---------- Entries ----------

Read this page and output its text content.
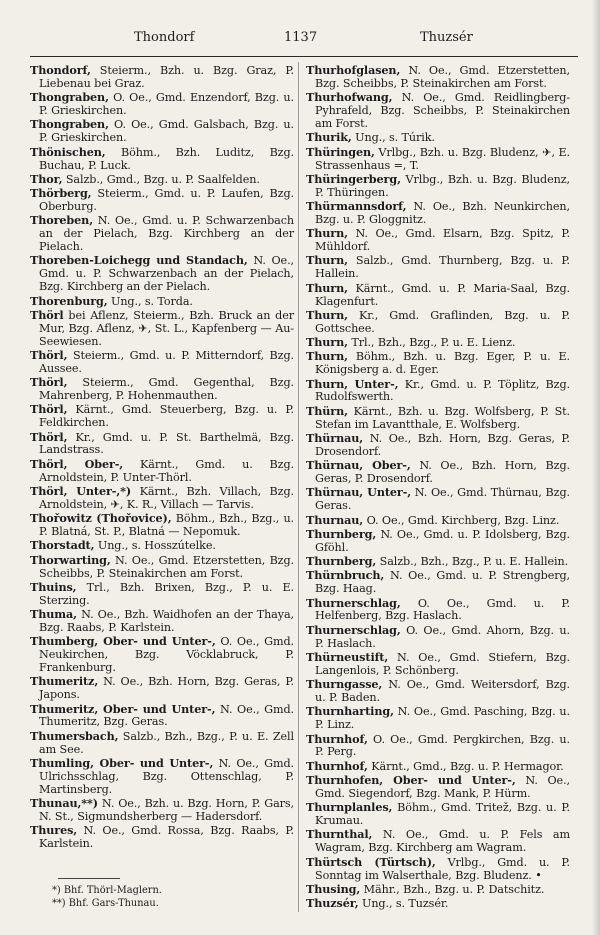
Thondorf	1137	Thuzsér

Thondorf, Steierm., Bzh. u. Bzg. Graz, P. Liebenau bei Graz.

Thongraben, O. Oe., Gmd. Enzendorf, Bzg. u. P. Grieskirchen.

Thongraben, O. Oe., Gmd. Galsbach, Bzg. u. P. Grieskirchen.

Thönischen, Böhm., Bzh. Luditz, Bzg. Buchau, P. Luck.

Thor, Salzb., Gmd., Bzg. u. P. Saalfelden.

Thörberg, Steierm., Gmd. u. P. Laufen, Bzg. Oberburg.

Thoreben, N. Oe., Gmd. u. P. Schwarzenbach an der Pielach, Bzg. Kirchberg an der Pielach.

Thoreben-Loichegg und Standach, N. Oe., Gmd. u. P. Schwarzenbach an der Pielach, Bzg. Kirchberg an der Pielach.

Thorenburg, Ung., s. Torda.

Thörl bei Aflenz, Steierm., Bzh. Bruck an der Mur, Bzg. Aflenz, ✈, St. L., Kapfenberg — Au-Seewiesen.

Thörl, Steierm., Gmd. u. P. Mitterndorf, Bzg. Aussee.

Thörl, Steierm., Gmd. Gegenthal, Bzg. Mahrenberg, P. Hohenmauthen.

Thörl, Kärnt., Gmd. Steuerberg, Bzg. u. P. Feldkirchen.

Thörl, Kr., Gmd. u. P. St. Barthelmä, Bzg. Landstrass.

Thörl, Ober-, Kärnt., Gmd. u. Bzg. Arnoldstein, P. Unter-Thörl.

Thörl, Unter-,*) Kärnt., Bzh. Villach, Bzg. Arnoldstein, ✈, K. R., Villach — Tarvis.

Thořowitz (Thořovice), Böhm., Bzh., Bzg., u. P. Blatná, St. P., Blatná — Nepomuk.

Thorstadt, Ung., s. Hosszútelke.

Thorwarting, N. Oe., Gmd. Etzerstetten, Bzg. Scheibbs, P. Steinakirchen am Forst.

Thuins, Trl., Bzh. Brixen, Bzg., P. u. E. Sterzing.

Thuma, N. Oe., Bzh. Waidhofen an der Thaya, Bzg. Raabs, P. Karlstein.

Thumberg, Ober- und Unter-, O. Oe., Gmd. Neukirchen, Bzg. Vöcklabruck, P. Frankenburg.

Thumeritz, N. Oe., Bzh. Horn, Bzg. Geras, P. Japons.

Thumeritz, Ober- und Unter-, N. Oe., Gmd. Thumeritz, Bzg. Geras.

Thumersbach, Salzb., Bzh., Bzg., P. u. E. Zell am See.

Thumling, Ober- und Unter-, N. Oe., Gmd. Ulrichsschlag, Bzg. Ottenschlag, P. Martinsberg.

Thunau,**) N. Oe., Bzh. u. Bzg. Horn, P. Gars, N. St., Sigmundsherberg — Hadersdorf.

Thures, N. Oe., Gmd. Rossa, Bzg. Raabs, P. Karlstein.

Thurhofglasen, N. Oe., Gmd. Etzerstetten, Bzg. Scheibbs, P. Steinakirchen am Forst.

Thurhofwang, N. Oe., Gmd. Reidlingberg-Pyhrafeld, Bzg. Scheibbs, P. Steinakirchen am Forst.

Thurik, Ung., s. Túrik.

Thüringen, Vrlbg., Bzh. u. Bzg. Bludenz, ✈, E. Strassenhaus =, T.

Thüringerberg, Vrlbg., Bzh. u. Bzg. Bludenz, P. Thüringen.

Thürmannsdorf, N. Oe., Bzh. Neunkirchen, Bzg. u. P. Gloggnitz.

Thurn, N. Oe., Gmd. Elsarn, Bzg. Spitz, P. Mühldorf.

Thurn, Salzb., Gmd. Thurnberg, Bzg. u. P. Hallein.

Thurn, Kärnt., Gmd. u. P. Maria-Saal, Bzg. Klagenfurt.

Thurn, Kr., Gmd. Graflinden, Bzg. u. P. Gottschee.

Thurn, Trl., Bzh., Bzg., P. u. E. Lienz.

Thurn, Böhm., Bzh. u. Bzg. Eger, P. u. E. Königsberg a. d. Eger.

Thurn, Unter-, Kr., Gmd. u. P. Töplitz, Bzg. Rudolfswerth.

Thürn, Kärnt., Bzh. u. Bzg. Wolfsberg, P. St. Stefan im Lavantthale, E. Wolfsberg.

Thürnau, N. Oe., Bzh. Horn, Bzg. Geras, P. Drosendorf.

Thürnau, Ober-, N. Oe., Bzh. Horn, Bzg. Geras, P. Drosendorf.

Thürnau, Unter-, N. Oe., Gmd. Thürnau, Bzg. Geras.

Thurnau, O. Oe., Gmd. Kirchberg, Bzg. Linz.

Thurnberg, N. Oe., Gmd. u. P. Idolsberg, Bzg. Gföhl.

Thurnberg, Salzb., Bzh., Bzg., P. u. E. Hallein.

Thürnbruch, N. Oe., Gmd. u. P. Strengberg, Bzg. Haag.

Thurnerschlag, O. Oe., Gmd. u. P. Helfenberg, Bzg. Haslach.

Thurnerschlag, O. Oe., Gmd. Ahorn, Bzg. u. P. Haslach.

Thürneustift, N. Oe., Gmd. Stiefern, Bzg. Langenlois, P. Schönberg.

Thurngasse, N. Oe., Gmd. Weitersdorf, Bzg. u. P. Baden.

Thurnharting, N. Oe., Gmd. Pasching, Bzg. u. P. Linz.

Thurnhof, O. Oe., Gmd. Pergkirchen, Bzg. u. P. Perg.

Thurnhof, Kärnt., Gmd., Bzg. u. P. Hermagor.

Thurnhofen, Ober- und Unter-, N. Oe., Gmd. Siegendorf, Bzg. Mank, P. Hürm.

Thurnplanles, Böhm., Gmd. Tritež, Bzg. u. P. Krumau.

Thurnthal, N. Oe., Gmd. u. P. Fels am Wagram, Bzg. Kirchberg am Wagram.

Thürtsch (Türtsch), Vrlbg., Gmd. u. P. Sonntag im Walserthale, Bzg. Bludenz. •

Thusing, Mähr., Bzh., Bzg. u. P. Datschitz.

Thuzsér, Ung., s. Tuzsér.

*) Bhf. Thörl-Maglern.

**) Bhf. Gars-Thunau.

----------
---------- Entries ----------

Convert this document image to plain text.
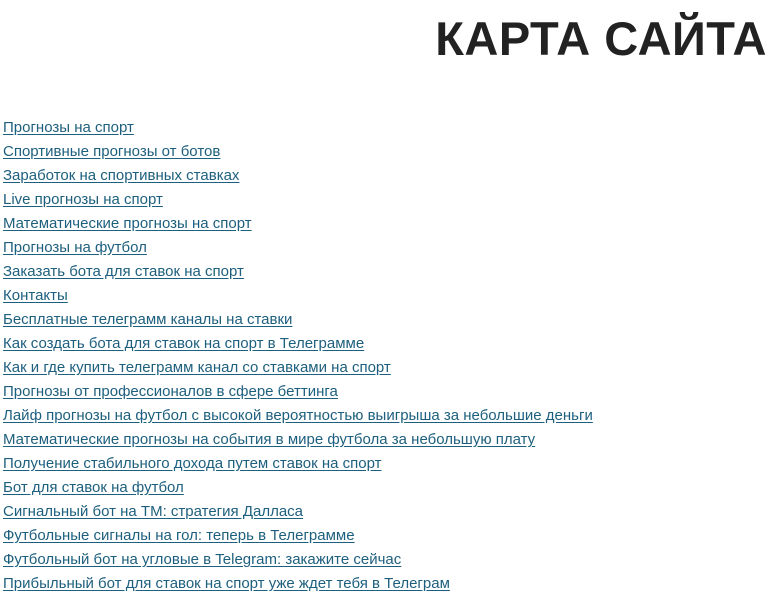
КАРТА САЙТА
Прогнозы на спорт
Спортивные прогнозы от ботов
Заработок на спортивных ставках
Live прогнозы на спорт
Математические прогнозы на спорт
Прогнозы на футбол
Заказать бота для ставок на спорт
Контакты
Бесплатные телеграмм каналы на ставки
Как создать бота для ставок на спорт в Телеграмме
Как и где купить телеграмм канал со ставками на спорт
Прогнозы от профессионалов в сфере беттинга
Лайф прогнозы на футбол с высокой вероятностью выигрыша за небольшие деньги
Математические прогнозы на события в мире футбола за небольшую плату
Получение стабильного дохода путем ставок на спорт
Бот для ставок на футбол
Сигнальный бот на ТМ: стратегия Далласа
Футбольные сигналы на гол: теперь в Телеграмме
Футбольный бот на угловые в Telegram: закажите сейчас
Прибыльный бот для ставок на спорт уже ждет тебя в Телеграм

----------

Task:
Look for lines containing the string "Haslach" and copy them all.

Correct answer:
Thurnerschlag, O. Oe., Gmd. u. P. Helfenberg, Bzg. Haslach.
Thurnerschlag, O. Oe., Gmd. Ahorn, Bzg. u. P. Haslach.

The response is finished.